Source data
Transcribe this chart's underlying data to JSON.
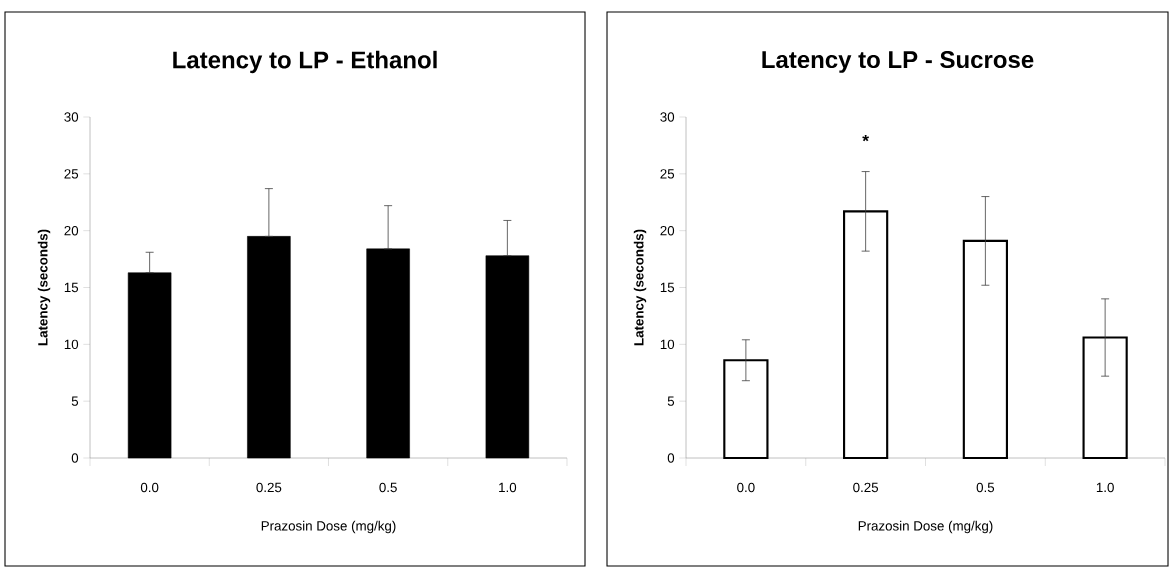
{
  "chart_data": [
    {
      "type": "bar",
      "title": "Latency to LP - Ethanol",
      "xlabel": "Prazosin Dose (mg/kg)",
      "ylabel": "Latency (seconds)",
      "categories": [
        "0.0",
        "0.25",
        "0.5",
        "1.0"
      ],
      "values": [
        16.3,
        19.5,
        18.4,
        17.8
      ],
      "color": "#000000",
      "errors": [
        [
          16.3,
          18.1
        ],
        [
          19.5,
          23.7
        ],
        [
          18.4,
          22.2
        ],
        [
          17.8,
          20.9
        ]
      ],
      "ylim": [
        0,
        30
      ],
      "yticks": [
        0,
        5,
        10,
        15,
        20,
        25,
        30
      ]
    },
    {
      "type": "bar",
      "title": "Latency to LP - Sucrose",
      "xlabel": "Prazosin Dose (mg/kg)",
      "ylabel": "Latency (seconds)",
      "categories": [
        "0.0",
        "0.25",
        "0.5",
        "1.0"
      ],
      "values": [
        8.6,
        21.7,
        19.1,
        10.6
      ],
      "color": "#ffffff",
      "errors": [
        1.8,
        3.5,
        3.9,
        3.4
      ],
      "ylim": [
        0,
        30
      ],
      "yticks": [
        0,
        5,
        10,
        15,
        20,
        25,
        30
      ],
      "annotations": [
        "*"
      ]
    }
  ]
}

__Task to carry out__: All of the entries above should be copied exactly, except for the pictures.

__Answer to this exercise__:
Transcribe this chart's underlying data to JSON.
{
  "chart_data": [
    {
      "type": "bar",
      "title": "Latency to LP - Ethanol",
      "xlabel": "Prazosin Dose (mg/kg)",
      "ylabel": "Latency (seconds)",
      "categories": [
        "0.0",
        "0.25",
        "0.5",
        "1.0"
      ],
      "values": [
        16.3,
        19.5,
        18.4,
        17.8
      ],
      "color": "#000000",
      "errors": [
        [
          16.3,
          18.1
        ],
        [
          19.5,
          23.7
        ],
        [
          18.4,
          22.2
        ],
        [
          17.8,
          20.9
        ]
      ],
      "ylim": [
        0,
        30
      ],
      "yticks": [
        0,
        5,
        10,
        15,
        20,
        25,
        30
      ]
    },
    {
      "type": "bar",
      "title": "Latency to LP - Sucrose",
      "xlabel": "Prazosin Dose (mg/kg)",
      "ylabel": "Latency (seconds)",
      "categories": [
        "0.0",
        "0.25",
        "0.5",
        "1.0"
      ],
      "values": [
        8.6,
        21.7,
        19.1,
        10.6
      ],
      "color": "#ffffff",
      "errors": [
        1.8,
        3.5,
        3.9,
        3.4
      ],
      "ylim": [
        0,
        30
      ],
      "yticks": [
        0,
        5,
        10,
        15,
        20,
        25,
        30
      ],
      "annotations": [
        "*"
      ]
    }
  ]
}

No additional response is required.